[Figure collection entries]
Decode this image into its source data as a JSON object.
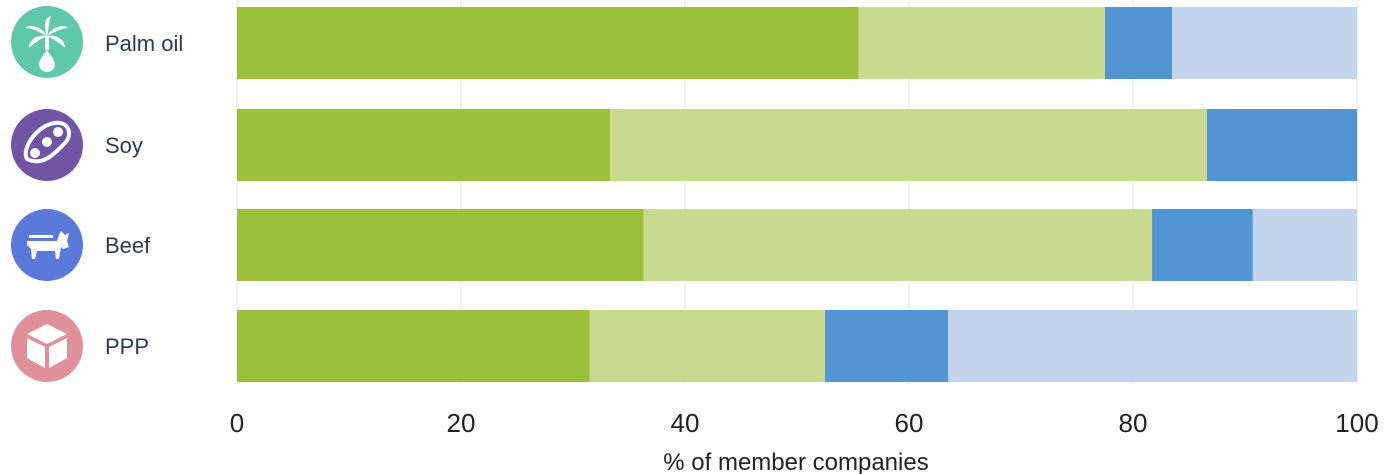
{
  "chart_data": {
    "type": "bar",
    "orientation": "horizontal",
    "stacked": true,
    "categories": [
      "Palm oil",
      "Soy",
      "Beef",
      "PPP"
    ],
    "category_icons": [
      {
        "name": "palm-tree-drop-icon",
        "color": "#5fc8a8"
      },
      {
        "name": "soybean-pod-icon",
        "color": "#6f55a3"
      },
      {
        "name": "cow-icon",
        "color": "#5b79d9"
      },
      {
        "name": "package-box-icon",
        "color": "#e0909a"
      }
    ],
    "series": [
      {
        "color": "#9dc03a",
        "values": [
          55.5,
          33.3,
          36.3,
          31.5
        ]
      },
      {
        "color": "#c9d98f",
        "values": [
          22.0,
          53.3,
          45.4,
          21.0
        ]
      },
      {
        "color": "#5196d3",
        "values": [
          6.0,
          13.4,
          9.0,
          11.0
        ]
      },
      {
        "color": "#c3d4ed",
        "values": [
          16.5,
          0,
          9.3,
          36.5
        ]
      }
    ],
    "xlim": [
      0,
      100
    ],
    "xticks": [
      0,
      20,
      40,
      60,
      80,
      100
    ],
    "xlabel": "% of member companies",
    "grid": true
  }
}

● WORK TO COMPLETE
Transcribe all of the records above character for character. Exclude the pictures.

● EXERCISE RESULT
Decode this image into its source data as a JSON object.
{
  "chart_data": {
    "type": "bar",
    "orientation": "horizontal",
    "stacked": true,
    "categories": [
      "Palm oil",
      "Soy",
      "Beef",
      "PPP"
    ],
    "category_icons": [
      {
        "name": "palm-tree-drop-icon",
        "color": "#5fc8a8"
      },
      {
        "name": "soybean-pod-icon",
        "color": "#6f55a3"
      },
      {
        "name": "cow-icon",
        "color": "#5b79d9"
      },
      {
        "name": "package-box-icon",
        "color": "#e0909a"
      }
    ],
    "series": [
      {
        "color": "#9dc03a",
        "values": [
          55.5,
          33.3,
          36.3,
          31.5
        ]
      },
      {
        "color": "#c9d98f",
        "values": [
          22.0,
          53.3,
          45.4,
          21.0
        ]
      },
      {
        "color": "#5196d3",
        "values": [
          6.0,
          13.4,
          9.0,
          11.0
        ]
      },
      {
        "color": "#c3d4ed",
        "values": [
          16.5,
          0,
          9.3,
          36.5
        ]
      }
    ],
    "xlim": [
      0,
      100
    ],
    "xticks": [
      0,
      20,
      40,
      60,
      80,
      100
    ],
    "xlabel": "% of member companies",
    "grid": true
  }
}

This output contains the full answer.